* **INSTRUCTION**
Skip the pictures and extract all of the lines exactly as written.

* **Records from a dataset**
§
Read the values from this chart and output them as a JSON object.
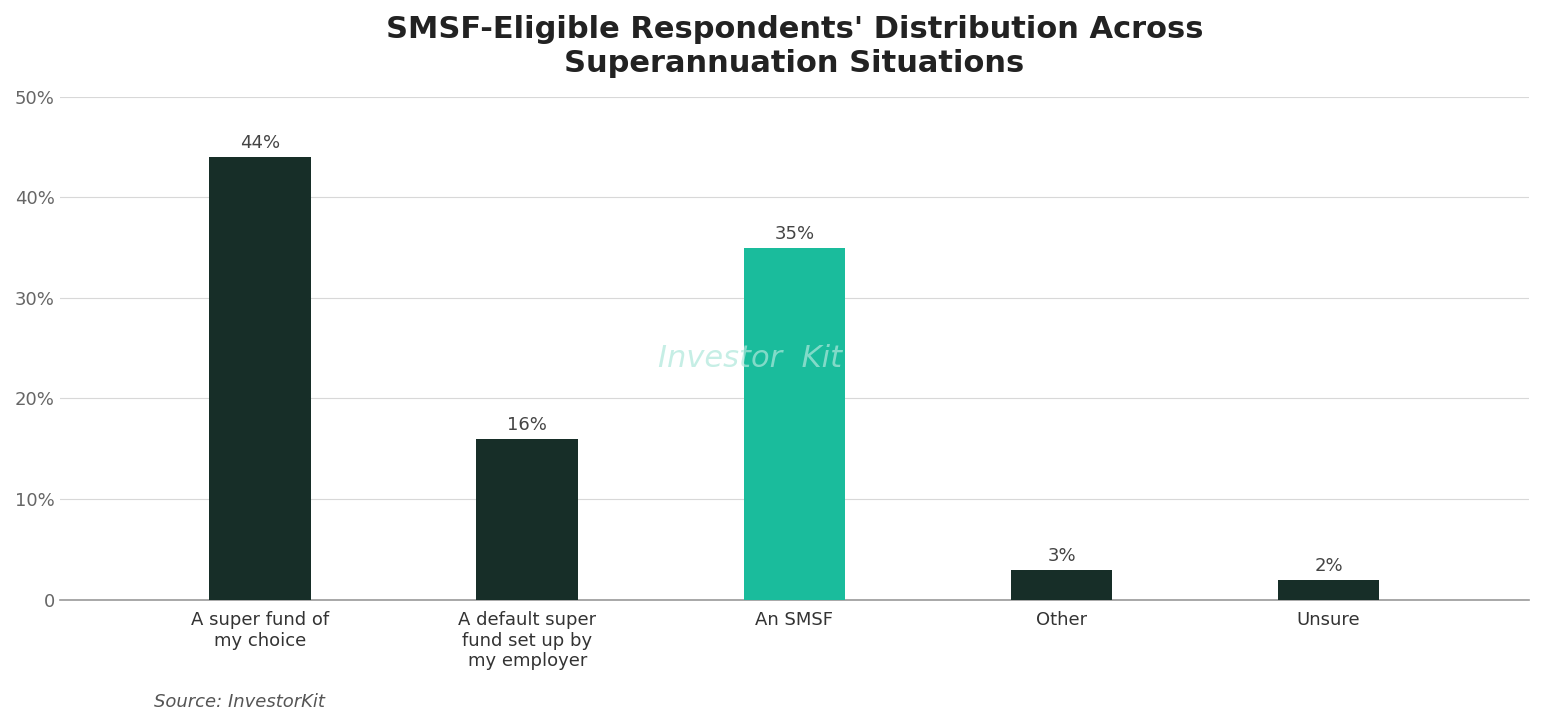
{
  "title": "SMSF-Eligible Respondents' Distribution Across\nSuperannuation Situations",
  "categories": [
    "A super fund of\nmy choice",
    "A default super\nfund set up by\nmy employer",
    "An SMSF",
    "Other",
    "Unsure"
  ],
  "values": [
    44,
    16,
    35,
    3,
    2
  ],
  "bar_colors": [
    "#172e28",
    "#172e28",
    "#1abc9c",
    "#172e28",
    "#172e28"
  ],
  "label_values": [
    "44%",
    "16%",
    "35%",
    "3%",
    "2%"
  ],
  "ylim": [
    0,
    50
  ],
  "yticks": [
    0,
    10,
    20,
    30,
    40,
    50
  ],
  "ytick_labels": [
    "0",
    "10%",
    "20%",
    "30%",
    "40%",
    "50%"
  ],
  "source_text": "Source: InvestorKit",
  "watermark_text": "Investor  Kit",
  "background_color": "#ffffff",
  "title_fontsize": 22,
  "tick_fontsize": 13,
  "label_fontsize": 13,
  "source_fontsize": 13,
  "bar_width": 0.38
}
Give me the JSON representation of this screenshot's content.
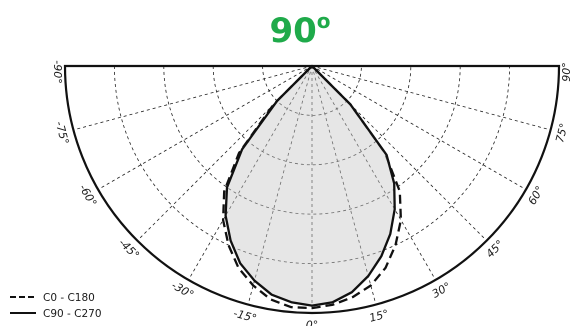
{
  "chart_data": {
    "type": "polar",
    "title": "90",
    "title_superscript": "o",
    "title_color": "#1faa4a",
    "angle_ticks": [
      {
        "label": "-90°",
        "angle": -90
      },
      {
        "label": "-75°",
        "angle": -75
      },
      {
        "label": "-60°",
        "angle": -60
      },
      {
        "label": "-45°",
        "angle": -45
      },
      {
        "label": "-30°",
        "angle": -30
      },
      {
        "label": "-15°",
        "angle": -15
      },
      {
        "label": "0°",
        "angle": 0
      },
      {
        "label": "15°",
        "angle": 15
      },
      {
        "label": "30°",
        "angle": 30
      },
      {
        "label": "45°",
        "angle": 45
      },
      {
        "label": "60°",
        "angle": 60
      },
      {
        "label": "75°",
        "angle": 75
      },
      {
        "label": "90°",
        "angle": 90
      }
    ],
    "radial_rings": 5,
    "r_max": 1.0,
    "grid": true,
    "legend_position": "bottom-left",
    "series": [
      {
        "name": "C0 - C180",
        "line_style": "dashed",
        "points": [
          {
            "angle": -45,
            "r": 0.22
          },
          {
            "angle": -40,
            "r": 0.46
          },
          {
            "angle": -35,
            "r": 0.62
          },
          {
            "angle": -30,
            "r": 0.72
          },
          {
            "angle": -25,
            "r": 0.8
          },
          {
            "angle": -20,
            "r": 0.87
          },
          {
            "angle": -15,
            "r": 0.92
          },
          {
            "angle": -10,
            "r": 0.96
          },
          {
            "angle": -5,
            "r": 0.98
          },
          {
            "angle": 0,
            "r": 0.98
          },
          {
            "angle": 5,
            "r": 0.97
          },
          {
            "angle": 10,
            "r": 0.95
          },
          {
            "angle": 15,
            "r": 0.92
          },
          {
            "angle": 20,
            "r": 0.87
          },
          {
            "angle": 25,
            "r": 0.8
          },
          {
            "angle": 30,
            "r": 0.72
          },
          {
            "angle": 35,
            "r": 0.62
          },
          {
            "angle": 40,
            "r": 0.46
          },
          {
            "angle": 45,
            "r": 0.22
          }
        ]
      },
      {
        "name": "C90 - C270",
        "line_style": "solid",
        "points": [
          {
            "angle": -45,
            "r": 0.2
          },
          {
            "angle": -40,
            "r": 0.44
          },
          {
            "angle": -35,
            "r": 0.6
          },
          {
            "angle": -30,
            "r": 0.7
          },
          {
            "angle": -25,
            "r": 0.78
          },
          {
            "angle": -20,
            "r": 0.85
          },
          {
            "angle": -15,
            "r": 0.9
          },
          {
            "angle": -10,
            "r": 0.94
          },
          {
            "angle": -5,
            "r": 0.96
          },
          {
            "angle": 0,
            "r": 0.97
          },
          {
            "angle": 5,
            "r": 0.96
          },
          {
            "angle": 10,
            "r": 0.93
          },
          {
            "angle": 15,
            "r": 0.88
          },
          {
            "angle": 20,
            "r": 0.82
          },
          {
            "angle": 25,
            "r": 0.75
          },
          {
            "angle": 30,
            "r": 0.67
          },
          {
            "angle": 35,
            "r": 0.58
          },
          {
            "angle": 40,
            "r": 0.47
          },
          {
            "angle": 45,
            "r": 0.22
          }
        ]
      }
    ]
  }
}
§
* **WRITTEN ANSWER**
Read the values from this chart and output them as a JSON object.
{
  "title": "SMSF-Eligible Respondents' Distribution Across\nSuperannuation Situations",
  "categories": [
    "A super fund of\nmy choice",
    "A default super\nfund set up by\nmy employer",
    "An SMSF",
    "Other",
    "Unsure"
  ],
  "values": [
    44,
    16,
    35,
    3,
    2
  ],
  "bar_colors": [
    "#172e28",
    "#172e28",
    "#1abc9c",
    "#172e28",
    "#172e28"
  ],
  "label_values": [
    "44%",
    "16%",
    "35%",
    "3%",
    "2%"
  ],
  "ylim": [
    0,
    50
  ],
  "yticks": [
    0,
    10,
    20,
    30,
    40,
    50
  ],
  "ytick_labels": [
    "0",
    "10%",
    "20%",
    "30%",
    "40%",
    "50%"
  ],
  "source_text": "Source: InvestorKit",
  "watermark_text": "Investor  Kit",
  "background_color": "#ffffff",
  "title_fontsize": 22,
  "tick_fontsize": 13,
  "label_fontsize": 13,
  "source_fontsize": 13,
  "bar_width": 0.38
}
Give me the JSON representation of this screenshot's content.
{
  "chart_data": {
    "type": "polar",
    "title": "90",
    "title_superscript": "o",
    "title_color": "#1faa4a",
    "angle_ticks": [
      {
        "label": "-90°",
        "angle": -90
      },
      {
        "label": "-75°",
        "angle": -75
      },
      {
        "label": "-60°",
        "angle": -60
      },
      {
        "label": "-45°",
        "angle": -45
      },
      {
        "label": "-30°",
        "angle": -30
      },
      {
        "label": "-15°",
        "angle": -15
      },
      {
        "label": "0°",
        "angle": 0
      },
      {
        "label": "15°",
        "angle": 15
      },
      {
        "label": "30°",
        "angle": 30
      },
      {
        "label": "45°",
        "angle": 45
      },
      {
        "label": "60°",
        "angle": 60
      },
      {
        "label": "75°",
        "angle": 75
      },
      {
        "label": "90°",
        "angle": 90
      }
    ],
    "radial_rings": 5,
    "r_max": 1.0,
    "grid": true,
    "legend_position": "bottom-left",
    "series": [
      {
        "name": "C0 - C180",
        "line_style": "dashed",
        "points": [
          {
            "angle": -45,
            "r": 0.22
          },
          {
            "angle": -40,
            "r": 0.46
          },
          {
            "angle": -35,
            "r": 0.62
          },
          {
            "angle": -30,
            "r": 0.72
          },
          {
            "angle": -25,
            "r": 0.8
          },
          {
            "angle": -20,
            "r": 0.87
          },
          {
            "angle": -15,
            "r": 0.92
          },
          {
            "angle": -10,
            "r": 0.96
          },
          {
            "angle": -5,
            "r": 0.98
          },
          {
            "angle": 0,
            "r": 0.98
          },
          {
            "angle": 5,
            "r": 0.97
          },
          {
            "angle": 10,
            "r": 0.95
          },
          {
            "angle": 15,
            "r": 0.92
          },
          {
            "angle": 20,
            "r": 0.87
          },
          {
            "angle": 25,
            "r": 0.8
          },
          {
            "angle": 30,
            "r": 0.72
          },
          {
            "angle": 35,
            "r": 0.62
          },
          {
            "angle": 40,
            "r": 0.46
          },
          {
            "angle": 45,
            "r": 0.22
          }
        ]
      },
      {
        "name": "C90 - C270",
        "line_style": "solid",
        "points": [
          {
            "angle": -45,
            "r": 0.2
          },
          {
            "angle": -40,
            "r": 0.44
          },
          {
            "angle": -35,
            "r": 0.6
          },
          {
            "angle": -30,
            "r": 0.7
          },
          {
            "angle": -25,
            "r": 0.78
          },
          {
            "angle": -20,
            "r": 0.85
          },
          {
            "angle": -15,
            "r": 0.9
          },
          {
            "angle": -10,
            "r": 0.94
          },
          {
            "angle": -5,
            "r": 0.96
          },
          {
            "angle": 0,
            "r": 0.97
          },
          {
            "angle": 5,
            "r": 0.96
          },
          {
            "angle": 10,
            "r": 0.93
          },
          {
            "angle": 15,
            "r": 0.88
          },
          {
            "angle": 20,
            "r": 0.82
          },
          {
            "angle": 25,
            "r": 0.75
          },
          {
            "angle": 30,
            "r": 0.67
          },
          {
            "angle": 35,
            "r": 0.58
          },
          {
            "angle": 40,
            "r": 0.47
          },
          {
            "angle": 45,
            "r": 0.22
          }
        ]
      }
    ]
  }
}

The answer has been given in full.